▶ [EXERCISE BRIEF] Repeat every line of the data exactly, but not the pictures.

-- start of THE DATA --

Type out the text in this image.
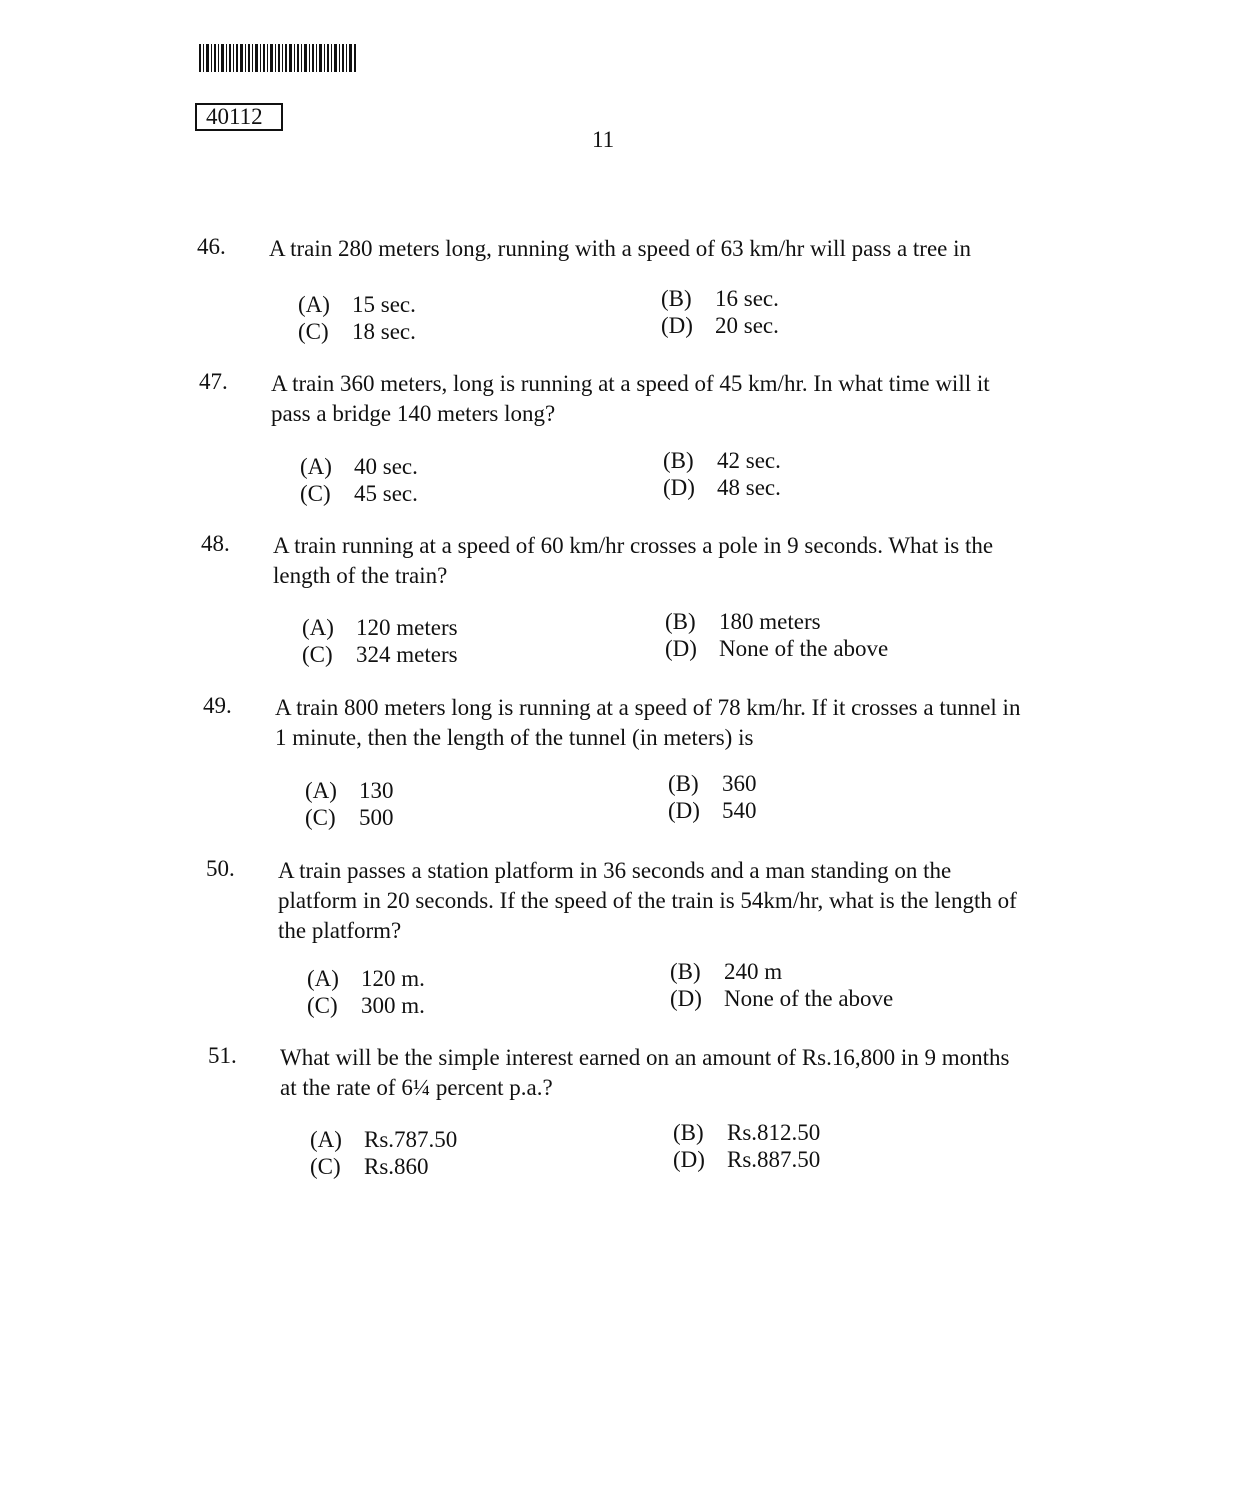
40112
11
46. A train 280 meters long, running with a speed of 63 km/hr will pass a tree in
(A) 15 sec.	(B) 16 sec.
(C) 18 sec.	(D) 20 sec.
47. A train 360 meters, long is running at a speed of 45 km/hr. In what time will it pass a bridge 140 meters long?
(A) 40 sec.	(B) 42 sec.
(C) 45 sec.	(D) 48 sec.
48. A train running at a speed of 60 km/hr crosses a pole in 9 seconds. What is the length of the train?
(A) 120 meters	(B) 180 meters
(C) 324 meters	(D) None of the above
49. A train 800 meters long is running at a speed of 78 km/hr. If it crosses a tunnel in 1 minute, then the length of the tunnel (in meters) is
(A) 130	(B) 360
(C) 500	(D) 540
50. A train passes a station platform in 36 seconds and a man standing on the platform in 20 seconds. If the speed of the train is 54km/hr, what is the length of the platform?
(A) 120 m.	(B) 240 m
(C) 300 m.	(D) None of the above
51. What will be the simple interest earned on an amount of Rs.16,800 in 9 months at the rate of 6¼ percent p.a.?
(A) Rs.787.50	(B) Rs.812.50
(C) Rs.860	(D) Rs.887.50
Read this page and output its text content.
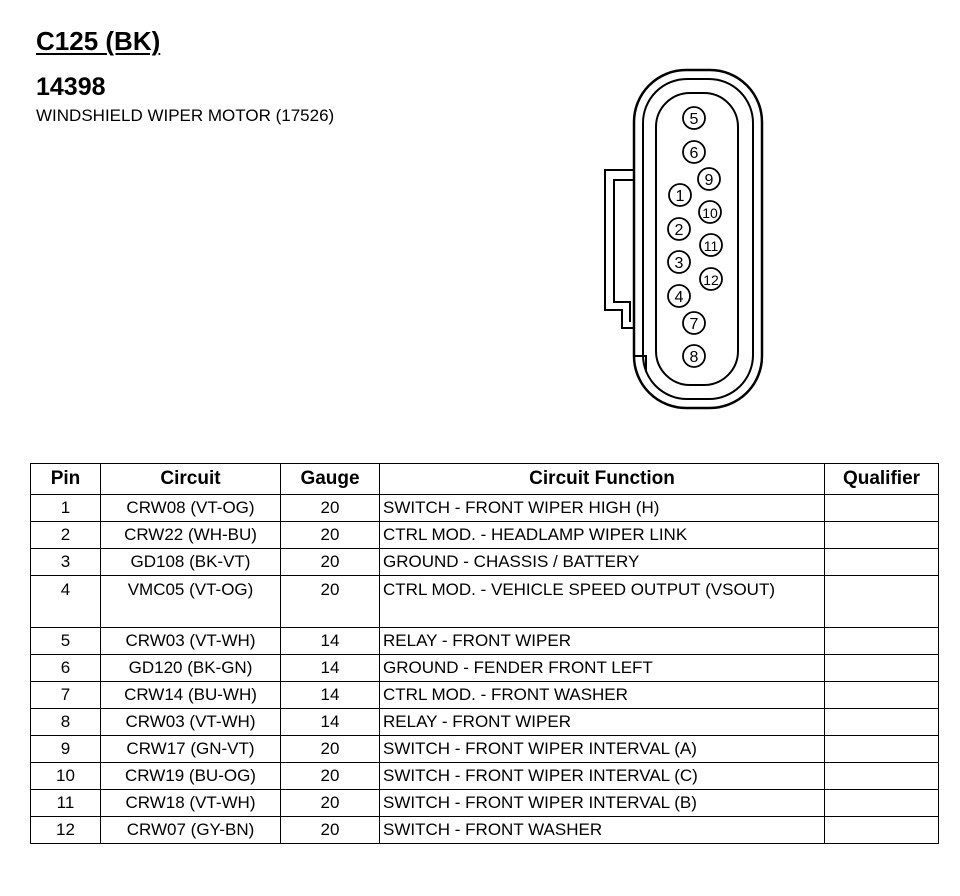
C125 (BK)
14398
WINDSHIELD WIPER MOTOR (17526)	5
6
9
1
10
2
11
3
12
4
7
8
Pin	Circuit	Gauge	Circuit Function	Qualifier
1	CRW08 (VT-OG)	20	SWITCH - FRONT WIPER HIGH (H)	
2	CRW22 (WH-BU)	20	CTRL MOD. - HEADLAMP WIPER LINK	
3	GD108 (BK-VT)	20	GROUND - CHASSIS / BATTERY	
4	VMC05 (VT-OG)	20	CTRL MOD. - VEHICLE SPEED OUTPUT (VSOUT)	
5	CRW03 (VT-WH)	14	RELAY - FRONT WIPER	
6	GD120 (BK-GN)	14	GROUND - FENDER FRONT LEFT	
7	CRW14 (BU-WH)	14	CTRL MOD. - FRONT WASHER	
8	CRW03 (VT-WH)	14	RELAY - FRONT WIPER	
9	CRW17 (GN-VT)	20	SWITCH - FRONT WIPER INTERVAL (A)	
10	CRW19 (BU-OG)	20	SWITCH - FRONT WIPER INTERVAL (C)	
11	CRW18 (VT-WH)	20	SWITCH - FRONT WIPER INTERVAL (B)	
12	CRW07 (GY-BN)	20	SWITCH - FRONT WASHER	
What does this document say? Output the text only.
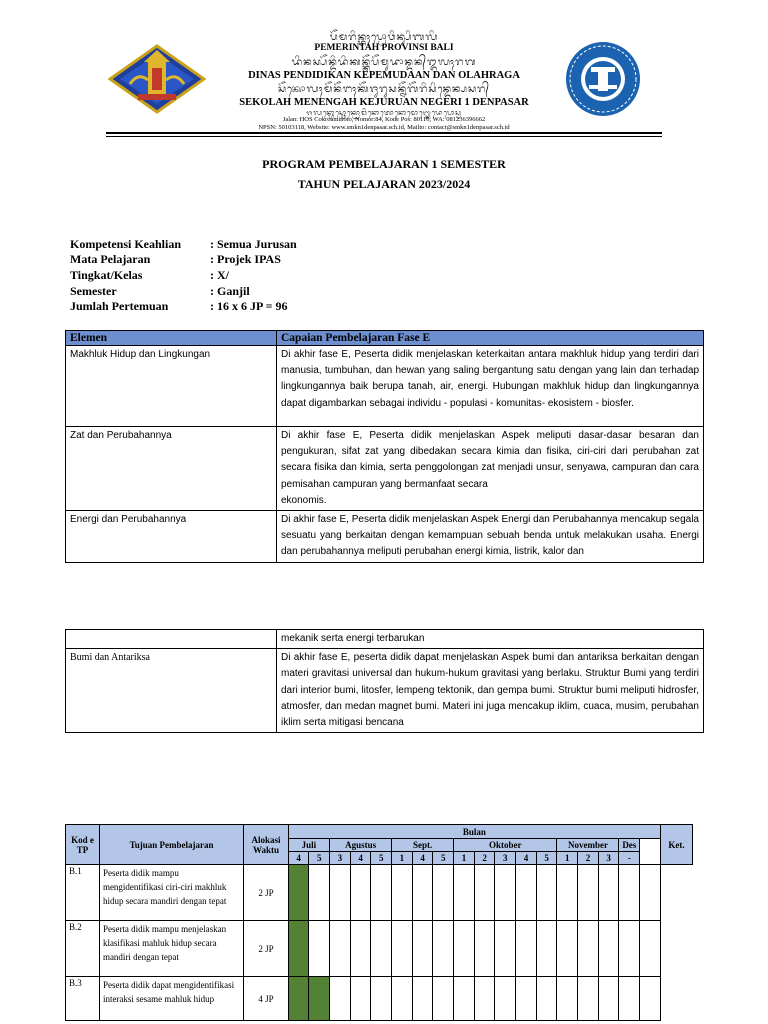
ᬧᭂᬫᬭᬶᬦ᭄ᬢᬄᬧ᭄ᬭᭀᬯᬶᬦ᭄ᬲᬶᬩᬮᬶ
PEMERINTAH PROVINSI BALI
ᬤᬶᬦᬲ᭄ᬧᭂᬦ᭄ᬤᬶᬤᬶᬓᬦ᭄ᬓᭂᬧᭂᬫᬸᬤᬵᬦ᭄ᬤᬦ᭄ᬑᬮᬄᬭᬕ
DINAS PENDIDIKAN KEPEMUDAAN DAN OLAHRAGA
ᬲᭂᬓᭀᬮᬄᬫᭂᬦᭂᬗᬄᬓᭂᬚᬸᬭᬸᬲᬦ᭄ᬦᭂᬕᭂᬭᬶᬲᬶᬦ᭄ᬤᬾᬦ᭄ᬧᬲᬭ᭄
SEKOLAH MENENGAH KEJURUAN NEGERI 1 DENPASAR
ᬚᬮᬦ᭄ᬳᭀᬲ᭄ᬘᭀᬓ᭄ᬭᭀᬫᬶᬦᭀᬢᭀᬦᭀᬫᭀᬭ᭄ᬓᭀᬤᬾᬧᭀᬲ᭄ᬯ
Jalan: HOS Cokroaminoto, Nomor:84, Kode Pos: 80116, WA: 081236396662
NPSN: 50103118, Website: www.smkn1denpasar.sch.id, Mailto: contact@smkn1denpasar.sch.id
PROGRAM PEMBELAJARAN 1 SEMESTER
TAHUN PELAJARAN 2023/2024
Kompetensi Keahlian : Semua Jurusan
Mata Pelajaran	: Projek IPAS
Tingkat/Kelas	: X/
Semester	: Ganjil
Jumlah Pertemuan	: 16 x 6 JP = 96
Elemen	Capaian Pembelajaran Fase E
Makhluk Hidup dan Lingkungan	Di akhir fase E, Peserta didik menjelaskan keterkaitan antara makhluk hidup yang terdiri dari manusia, tumbuhan, dan hewan yang saling bergantung satu dengan yang lain dan terhadap lingkungannya baik berupa tanah, air, energi. Hubungan makhluk hidup dan lingkungannya dapat digambarkan sebagai individu - populasi - komunitas- ekosistem - biosfer.
Zat dan Perubahannya	Di akhir fase E, Peserta didik menjelaskan Aspek meliputi dasar-dasar besaran dan pengukuran, sifat zat yang dibedakan secara kimia dan fisika, ciri-ciri dari perubahan zat secara fisika dan kimia, serta penggolongan zat menjadi unsur, senyawa, campuran dan cara pemisahan campuran yang bermanfaat secara
ekonomis.
Energi dan Perubahannya	Di akhir fase E, Peserta didik menjelaskan Aspek Energi dan Perubahannya mencakup segala sesuatu yang berkaitan dengan kemampuan sebuah benda untuk melakukan usaha. Energi dan perubahannya meliputi perubahan energi kimia, listrik, kalor dan
	mekanik serta energi terbarukan
Bumi dan Antariksa	Di akhir fase E, peserta didik dapat menjelaskan Aspek bumi dan antariksa berkaitan dengan materi gravitasi universal dan hukum-hukum gravitasi yang berlaku. Struktur Bumi yang terdiri dari interior bumi, litosfer, lempeng tektonik, dan gempa bumi. Struktur bumi meliputi hidrosfer, atmosfer, dan medan magnet bumi. Materi ini juga mencakup iklim, cuaca, musim, perubahan iklim serta mitigasi bencana
Kod e TP	Tujuan Pembelajaran	Alokasi Waktu	Bulan																		Ket.
			Juli		Agustus			Sept.			Oktober					November			Des		
			4	5	3	4	5	1	4	5	1	2	3	4	5	1	2	3	-		
B.1	Peserta didik mampu mengidentifikasi ciri-ciri makhluk hidup secara mandiri dengan tepat	2 JP																			
B.2	Peserta didik mampu menjelaskan klasifikasi mahluk hidup secara mandiri dengan tepat	2 JP																			
B.3	Peserta didik dapat mengidentifikasi interaksi sesame mahluk hidup	4 JP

-- end of THE DATA --

▶ [RESPONSE BELOW]
Type out the text in this image.
40112
11
46. A train 280 meters long, running with a speed of 63 km/hr will pass a tree in
(A) 15 sec.	(B) 16 sec.
(C) 18 sec.	(D) 20 sec.
47. A train 360 meters, long is running at a speed of 45 km/hr. In what time will it pass a bridge 140 meters long?
(A) 40 sec.	(B) 42 sec.
(C) 45 sec.	(D) 48 sec.
48. A train running at a speed of 60 km/hr crosses a pole in 9 seconds. What is the length of the train?
(A) 120 meters	(B) 180 meters
(C) 324 meters	(D) None of the above
49. A train 800 meters long is running at a speed of 78 km/hr. If it crosses a tunnel in 1 minute, then the length of the tunnel (in meters) is
(A) 130	(B) 360
(C) 500	(D) 540
50. A train passes a station platform in 36 seconds and a man standing on the platform in 20 seconds. If the speed of the train is 54km/hr, what is the length of the platform?
(A) 120 m.	(B) 240 m
(C) 300 m.	(D) None of the above
51. What will be the simple interest earned on an amount of Rs.16,800 in 9 months at the rate of 6¼ percent p.a.?
(A) Rs.787.50	(B) Rs.812.50
(C) Rs.860	(D) Rs.887.50
Read this page and output its text content.
C125 (BK)
14398
WINDSHIELD WIPER MOTOR (17526)	5
6
9
1
10
2
11
3
12
4
7
8
Pin	Circuit	Gauge	Circuit Function	Qualifier
1	CRW08 (VT-OG)	20	SWITCH - FRONT WIPER HIGH (H)	
2	CRW22 (WH-BU)	20	CTRL MOD. - HEADLAMP WIPER LINK	
3	GD108 (BK-VT)	20	GROUND - CHASSIS / BATTERY	
4	VMC05 (VT-OG)	20	CTRL MOD. - VEHICLE SPEED OUTPUT (VSOUT)	
5	CRW03 (VT-WH)	14	RELAY - FRONT WIPER	
6	GD120 (BK-GN)	14	GROUND - FENDER FRONT LEFT	
7	CRW14 (BU-WH)	14	CTRL MOD. - FRONT WASHER	
8	CRW03 (VT-WH)	14	RELAY - FRONT WIPER	
9	CRW17 (GN-VT)	20	SWITCH - FRONT WIPER INTERVAL (A)	
10	CRW19 (BU-OG)	20	SWITCH - FRONT WIPER INTERVAL (C)	
11	CRW18 (VT-WH)	20	SWITCH - FRONT WIPER INTERVAL (B)	
12	CRW07 (GY-BN)	20	SWITCH - FRONT WASHER	
What does this document say? Output the text only.
ᬧᭂᬫᬭᬶᬦ᭄ᬢᬄᬧ᭄ᬭᭀᬯᬶᬦ᭄ᬲᬶᬩᬮᬶ
PEMERINTAH PROVINSI BALI
ᬤᬶᬦᬲ᭄ᬧᭂᬦ᭄ᬤᬶᬤᬶᬓᬦ᭄ᬓᭂᬧᭂᬫᬸᬤᬵᬦ᭄ᬤᬦ᭄ᬑᬮᬄᬭᬕ
DINAS PENDIDIKAN KEPEMUDAAN DAN OLAHRAGA
ᬲᭂᬓᭀᬮᬄᬫᭂᬦᭂᬗᬄᬓᭂᬚᬸᬭᬸᬲᬦ᭄ᬦᭂᬕᭂᬭᬶᬲᬶᬦ᭄ᬤᬾᬦ᭄ᬧᬲᬭ᭄
SEKOLAH MENENGAH KEJURUAN NEGERI 1 DENPASAR
ᬚᬮᬦ᭄ᬳᭀᬲ᭄ᬘᭀᬓ᭄ᬭᭀᬫᬶᬦᭀᬢᭀᬦᭀᬫᭀᬭ᭄ᬓᭀᬤᬾᬧᭀᬲ᭄ᬯ
Jalan: HOS Cokroaminoto, Nomor:84, Kode Pos: 80116, WA: 081236396662
NPSN: 50103118, Website: www.smkn1denpasar.sch.id, Mailto: contact@smkn1denpasar.sch.id
PROGRAM PEMBELAJARAN 1 SEMESTER
TAHUN PELAJARAN 2023/2024
Kompetensi Keahlian : Semua Jurusan
Mata Pelajaran	: Projek IPAS
Tingkat/Kelas	: X/
Semester	: Ganjil
Jumlah Pertemuan	: 16 x 6 JP = 96
Elemen	Capaian Pembelajaran Fase E
Makhluk Hidup dan Lingkungan	Di akhir fase E, Peserta didik menjelaskan keterkaitan antara makhluk hidup yang terdiri dari manusia, tumbuhan, dan hewan yang saling bergantung satu dengan yang lain dan terhadap lingkungannya baik berupa tanah, air, energi. Hubungan makhluk hidup dan lingkungannya dapat digambarkan sebagai individu - populasi - komunitas- ekosistem - biosfer.
Zat dan Perubahannya	Di akhir fase E, Peserta didik menjelaskan Aspek meliputi dasar-dasar besaran dan pengukuran, sifat zat yang dibedakan secara kimia dan fisika, ciri-ciri dari perubahan zat secara fisika dan kimia, serta penggolongan zat menjadi unsur, senyawa, campuran dan cara pemisahan campuran yang bermanfaat secara
ekonomis.
Energi dan Perubahannya	Di akhir fase E, Peserta didik menjelaskan Aspek Energi dan Perubahannya mencakup segala sesuatu yang berkaitan dengan kemampuan sebuah benda untuk melakukan usaha. Energi dan perubahannya meliputi perubahan energi kimia, listrik, kalor dan
	mekanik serta energi terbarukan
Bumi dan Antariksa	Di akhir fase E, peserta didik dapat menjelaskan Aspek bumi dan antariksa berkaitan dengan materi gravitasi universal dan hukum-hukum gravitasi yang berlaku. Struktur Bumi yang terdiri dari interior bumi, litosfer, lempeng tektonik, dan gempa bumi. Struktur bumi meliputi hidrosfer, atmosfer, dan medan magnet bumi. Materi ini juga mencakup iklim, cuaca, musim, perubahan iklim serta mitigasi bencana
Kod e TP	Tujuan Pembelajaran	Alokasi Waktu	Bulan																		Ket.
			Juli		Agustus			Sept.			Oktober					November			Des		
			4	5	3	4	5	1	4	5	1	2	3	4	5	1	2	3	-		
B.1	Peserta didik mampu mengidentifikasi ciri-ciri makhluk hidup secara mandiri dengan tepat	2 JP																			
B.2	Peserta didik mampu menjelaskan klasifikasi mahluk hidup secara mandiri dengan tepat	2 JP																			
B.3	Peserta didik dapat mengidentifikasi interaksi sesame mahluk hidup	4 JP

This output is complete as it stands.